• **Records**:
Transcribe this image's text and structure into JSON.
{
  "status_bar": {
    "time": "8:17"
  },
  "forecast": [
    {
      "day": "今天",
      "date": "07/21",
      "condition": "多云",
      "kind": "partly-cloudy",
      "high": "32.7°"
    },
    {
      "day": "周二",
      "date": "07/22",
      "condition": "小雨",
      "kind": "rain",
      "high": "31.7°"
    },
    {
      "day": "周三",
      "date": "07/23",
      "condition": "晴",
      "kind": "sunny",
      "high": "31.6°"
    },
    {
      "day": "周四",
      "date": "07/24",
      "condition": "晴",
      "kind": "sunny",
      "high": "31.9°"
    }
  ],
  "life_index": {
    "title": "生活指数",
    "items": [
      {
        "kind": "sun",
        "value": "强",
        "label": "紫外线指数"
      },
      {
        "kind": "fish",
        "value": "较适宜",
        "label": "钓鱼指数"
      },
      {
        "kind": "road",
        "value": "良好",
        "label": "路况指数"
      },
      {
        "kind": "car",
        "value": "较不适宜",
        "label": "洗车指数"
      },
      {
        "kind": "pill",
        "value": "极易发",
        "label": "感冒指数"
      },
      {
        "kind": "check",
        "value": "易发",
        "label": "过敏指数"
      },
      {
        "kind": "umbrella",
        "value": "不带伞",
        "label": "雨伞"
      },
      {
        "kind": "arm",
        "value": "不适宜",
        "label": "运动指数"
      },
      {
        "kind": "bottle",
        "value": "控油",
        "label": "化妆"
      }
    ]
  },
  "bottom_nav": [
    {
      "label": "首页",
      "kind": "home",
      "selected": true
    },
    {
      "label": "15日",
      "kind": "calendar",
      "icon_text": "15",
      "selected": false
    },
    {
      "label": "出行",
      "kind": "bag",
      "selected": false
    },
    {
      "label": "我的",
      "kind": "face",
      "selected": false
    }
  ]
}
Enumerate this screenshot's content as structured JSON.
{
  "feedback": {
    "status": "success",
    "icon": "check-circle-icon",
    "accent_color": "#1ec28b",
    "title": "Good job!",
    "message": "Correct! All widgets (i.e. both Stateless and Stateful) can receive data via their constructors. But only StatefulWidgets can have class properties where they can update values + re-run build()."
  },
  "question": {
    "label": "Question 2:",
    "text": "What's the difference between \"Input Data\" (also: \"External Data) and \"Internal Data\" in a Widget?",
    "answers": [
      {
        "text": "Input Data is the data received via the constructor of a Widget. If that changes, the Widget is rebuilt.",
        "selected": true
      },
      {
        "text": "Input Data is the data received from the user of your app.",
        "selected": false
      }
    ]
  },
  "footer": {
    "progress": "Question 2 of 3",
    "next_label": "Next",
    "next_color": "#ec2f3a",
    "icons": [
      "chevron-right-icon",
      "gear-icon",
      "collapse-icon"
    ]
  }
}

• **Objective**: Copy out all lines where the word "this" appears.

• **Response**:
Transcribe this image's text and structure into JSON.
Enumerate this screenshot's content as structured JSON.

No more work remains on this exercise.